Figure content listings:

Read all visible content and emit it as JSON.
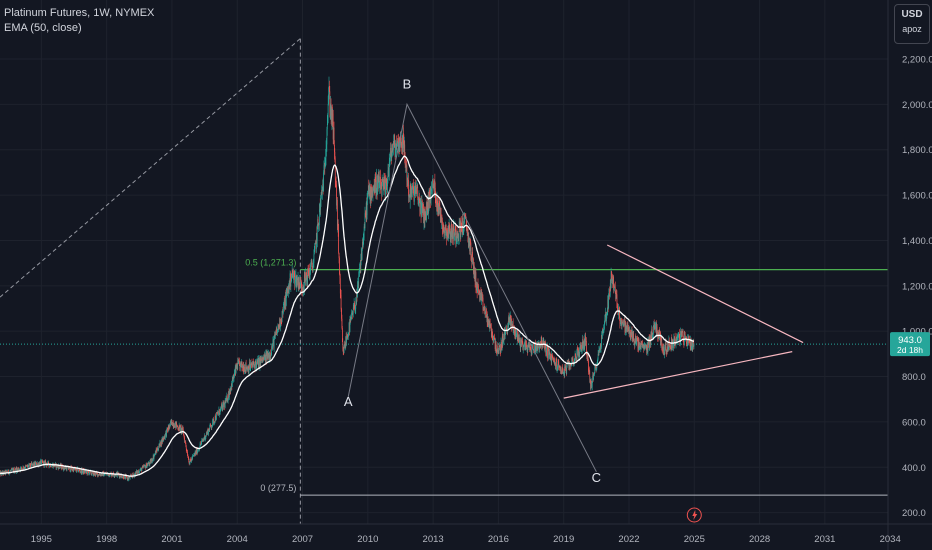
{
  "header": {
    "symbol_line": "Platinum Futures, 1W, NYMEX",
    "indicator_line": "EMA (50, close)"
  },
  "currency_box": {
    "currency": "USD",
    "username": "apoz"
  },
  "price_tag": {
    "value": "943.0",
    "countdown": "2d 18h"
  },
  "colors": {
    "background": "#131722",
    "bull": "#26a69a",
    "bear": "#ef5350",
    "ema": "#ffffff",
    "fib_line": "#4caf50",
    "triangle": "#f7b7c0",
    "wave_line": "#787b86",
    "price_tag": "#26a69a"
  },
  "annotations": {
    "fib_half": "0.5 (1,271.3)",
    "fib_zero": "0 (277.5)",
    "wave_labels": [
      "A",
      "B",
      "C"
    ]
  },
  "chart_data": {
    "type": "candlestick",
    "title": "Platinum Futures, 1W, NYMEX",
    "indicator": "EMA (50, close)",
    "xlim": [
      1993.1,
      2033.9
    ],
    "ylim": [
      150,
      2460
    ],
    "x_ticks": [
      "1995",
      "1998",
      "2001",
      "2004",
      "2007",
      "2010",
      "2013",
      "2016",
      "2019",
      "2022",
      "2025",
      "2028",
      "2031",
      "2034"
    ],
    "y_ticks": [
      "200.0",
      "400.0",
      "600.0",
      "800.0",
      "1,000.0",
      "1,200.0",
      "1,400.0",
      "1,600.0",
      "1,800.0",
      "2,000.0",
      "2,200.0"
    ],
    "price_path": [
      [
        1993.1,
        370
      ],
      [
        1995.0,
        420
      ],
      [
        1996.0,
        400
      ],
      [
        1997.5,
        370
      ],
      [
        1998.5,
        370
      ],
      [
        1999.0,
        350
      ],
      [
        2000.0,
        420
      ],
      [
        2001.0,
        600
      ],
      [
        2001.5,
        560
      ],
      [
        2001.8,
        420
      ],
      [
        2002.2,
        480
      ],
      [
        2003.0,
        620
      ],
      [
        2003.5,
        690
      ],
      [
        2004.0,
        850
      ],
      [
        2004.5,
        840
      ],
      [
        2005.0,
        860
      ],
      [
        2005.5,
        900
      ],
      [
        2006.0,
        1050
      ],
      [
        2006.5,
        1250
      ],
      [
        2007.0,
        1200
      ],
      [
        2007.5,
        1300
      ],
      [
        2008.0,
        1700
      ],
      [
        2008.2,
        2050
      ],
      [
        2008.4,
        1900
      ],
      [
        2008.6,
        1500
      ],
      [
        2008.85,
        900
      ],
      [
        2009.0,
        960
      ],
      [
        2009.5,
        1150
      ],
      [
        2010.0,
        1600
      ],
      [
        2010.4,
        1650
      ],
      [
        2010.8,
        1620
      ],
      [
        2011.1,
        1800
      ],
      [
        2011.6,
        1850
      ],
      [
        2011.9,
        1600
      ],
      [
        2012.2,
        1620
      ],
      [
        2012.6,
        1500
      ],
      [
        2013.0,
        1650
      ],
      [
        2013.5,
        1450
      ],
      [
        2014.0,
        1430
      ],
      [
        2014.5,
        1480
      ],
      [
        2015.0,
        1200
      ],
      [
        2015.5,
        1050
      ],
      [
        2016.0,
        900
      ],
      [
        2016.5,
        1050
      ],
      [
        2017.0,
        950
      ],
      [
        2017.5,
        920
      ],
      [
        2018.0,
        950
      ],
      [
        2018.5,
        870
      ],
      [
        2019.0,
        820
      ],
      [
        2019.5,
        880
      ],
      [
        2020.0,
        960
      ],
      [
        2020.25,
        750
      ],
      [
        2020.6,
        900
      ],
      [
        2021.0,
        1100
      ],
      [
        2021.2,
        1250
      ],
      [
        2021.6,
        1050
      ],
      [
        2022.0,
        1000
      ],
      [
        2022.4,
        940
      ],
      [
        2022.8,
        920
      ],
      [
        2023.2,
        1030
      ],
      [
        2023.6,
        920
      ],
      [
        2024.0,
        950
      ],
      [
        2024.4,
        980
      ],
      [
        2024.8,
        950
      ],
      [
        2025.0,
        943
      ]
    ],
    "series": [
      {
        "name": "EMA (50, close)",
        "type": "line"
      }
    ],
    "horizontal_lines": [
      {
        "label": "0.5 (1,271.3)",
        "value": 1271.3
      },
      {
        "label": "0 (277.5)",
        "value": 277.5
      },
      {
        "label": "943.0",
        "value": 943
      }
    ],
    "fib_trend_line": {
      "from": [
        1993.1,
        1150
      ],
      "to": [
        2006.9,
        2290
      ]
    },
    "wave_lines": [
      [
        [
          2009.1,
          710
        ],
        [
          2011.8,
          2000
        ],
        [
          2020.5,
          380
        ]
      ]
    ],
    "wave_labels": [
      {
        "label": "A",
        "x": 2009.1,
        "y": 670
      },
      {
        "label": "B",
        "x": 2011.8,
        "y": 2070
      },
      {
        "label": "C",
        "x": 2020.5,
        "y": 335
      }
    ],
    "triangle": {
      "upper": [
        [
          2021.0,
          1380
        ],
        [
          2030.0,
          950
        ]
      ],
      "lower": [
        [
          2019.0,
          705
        ],
        [
          2029.5,
          910
        ]
      ]
    },
    "last_price": 943.0
  }
}
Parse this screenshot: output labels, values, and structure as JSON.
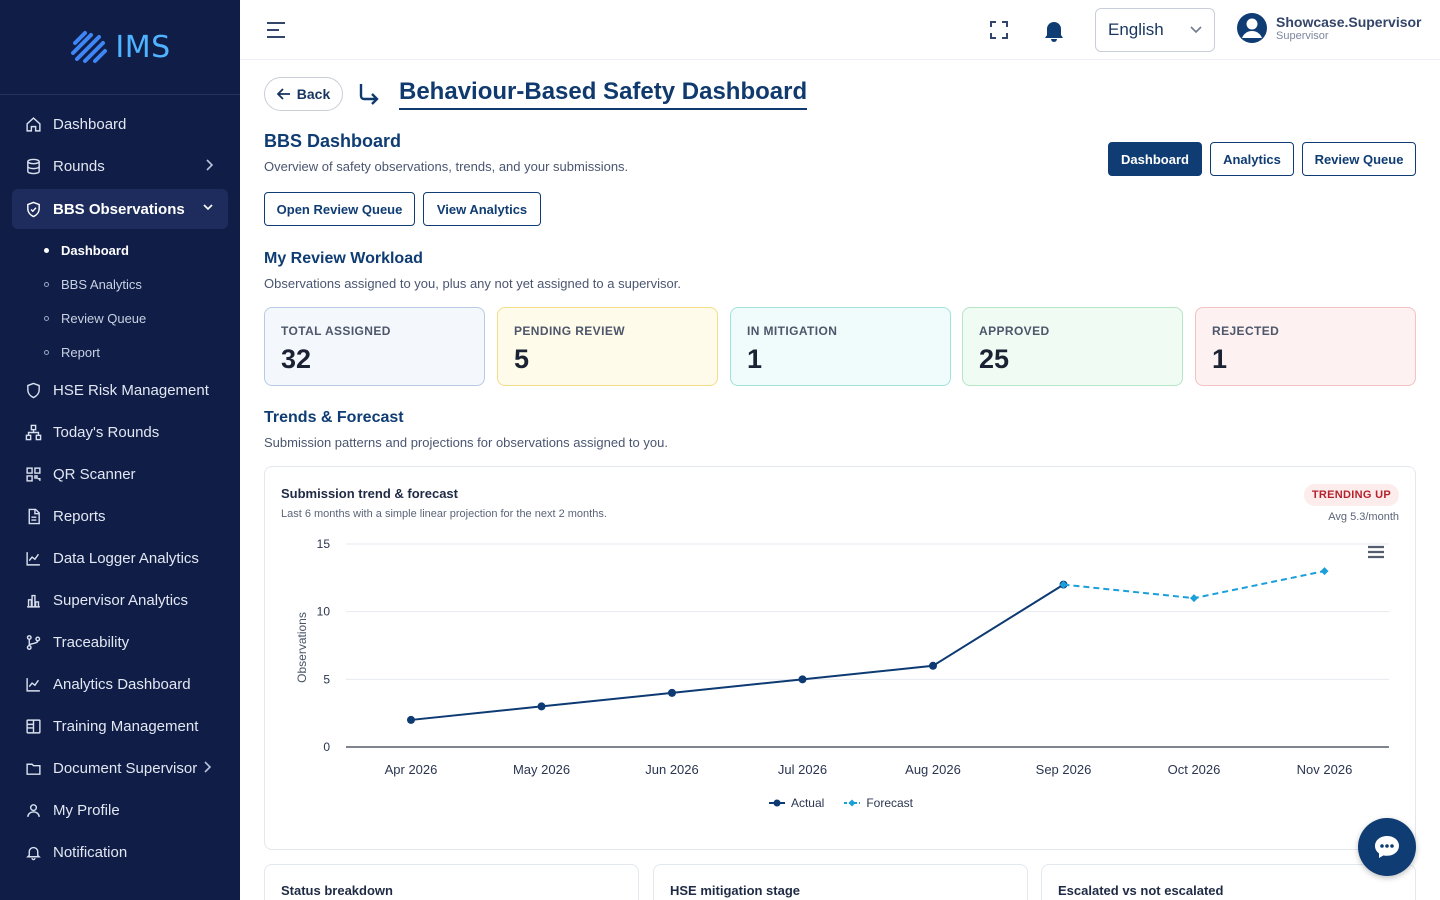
{
  "app": {
    "logo_text": "IMS"
  },
  "sidebar": {
    "items": [
      {
        "label": "Dashboard",
        "icon": "home-icon"
      },
      {
        "label": "Rounds",
        "icon": "database-icon"
      },
      {
        "label": "BBS Observations",
        "icon": "shield-check-icon"
      },
      {
        "label": "HSE Risk Management",
        "icon": "shield-icon"
      },
      {
        "label": "Today's Rounds",
        "icon": "hierarchy-icon"
      },
      {
        "label": "QR Scanner",
        "icon": "qr-icon"
      },
      {
        "label": "Reports",
        "icon": "document-icon"
      },
      {
        "label": "Data Logger Analytics",
        "icon": "line-chart-icon"
      },
      {
        "label": "Supervisor Analytics",
        "icon": "bar-chart-icon"
      },
      {
        "label": "Traceability",
        "icon": "branch-icon"
      },
      {
        "label": "Analytics Dashboard",
        "icon": "line-chart-icon"
      },
      {
        "label": "Training Management",
        "icon": "book-icon"
      },
      {
        "label": "Document Supervisor",
        "icon": "folder-icon"
      },
      {
        "label": "My Profile",
        "icon": "user-icon"
      },
      {
        "label": "Notification",
        "icon": "bell-icon"
      }
    ],
    "sub_items": [
      "Dashboard",
      "BBS Analytics",
      "Review Queue",
      "Report"
    ]
  },
  "header": {
    "language": "English",
    "user_name": "Showcase.Supervisor",
    "user_role": "Supervisor"
  },
  "page": {
    "back_label": "Back",
    "title": "Behaviour-Based Safety Dashboard",
    "section_title": "BBS Dashboard",
    "section_desc": "Overview of safety observations, trends, and your submissions.",
    "tabs": [
      "Dashboard",
      "Analytics",
      "Review Queue"
    ],
    "open_review_queue": "Open Review Queue",
    "view_analytics": "View Analytics"
  },
  "workload": {
    "title": "My Review Workload",
    "desc": "Observations assigned to you, plus any not yet assigned to a supervisor.",
    "stats": [
      {
        "label": "TOTAL ASSIGNED",
        "value": "32",
        "bg": "#f4f8fd",
        "border": "#b9cbe3"
      },
      {
        "label": "PENDING REVIEW",
        "value": "5",
        "bg": "#fffbea",
        "border": "#f2dd8a"
      },
      {
        "label": "IN MITIGATION",
        "value": "1",
        "bg": "#effcfb",
        "border": "#9fe3dc"
      },
      {
        "label": "APPROVED",
        "value": "25",
        "bg": "#f0fbf4",
        "border": "#b5e6c6"
      },
      {
        "label": "REJECTED",
        "value": "1",
        "bg": "#fdf1f1",
        "border": "#f3c2c2"
      }
    ]
  },
  "trends": {
    "title": "Trends & Forecast",
    "desc": "Submission patterns and projections for observations assigned to you."
  },
  "chart_data": {
    "type": "line",
    "title": "Submission trend & forecast",
    "subtitle": "Last 6 months with a simple linear projection for the next 2 months.",
    "badge": "TRENDING UP",
    "avg_text": "Avg 5.3/month",
    "ylabel": "Observations",
    "ylim": [
      0,
      15
    ],
    "yticks": [
      0,
      5,
      10,
      15
    ],
    "categories": [
      "Apr 2026",
      "May 2026",
      "Jun 2026",
      "Jul 2026",
      "Aug 2026",
      "Sep 2026",
      "Oct 2026",
      "Nov 2026"
    ],
    "series": [
      {
        "name": "Actual",
        "color": "#0d3a73",
        "values": [
          2,
          3,
          4,
          5,
          6,
          12,
          null,
          null
        ]
      },
      {
        "name": "Forecast",
        "color": "#1a9fdb",
        "values": [
          null,
          null,
          null,
          null,
          null,
          12,
          11,
          13
        ]
      }
    ]
  },
  "bottom_cards": [
    "Status breakdown",
    "HSE mitigation stage",
    "Escalated vs not escalated"
  ]
}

Exercise goal
Go through the entries above and pull out each line with "type" in it.

Response for this exercise
    "type": "candlestick",
        "type": "line"
    "type": "line",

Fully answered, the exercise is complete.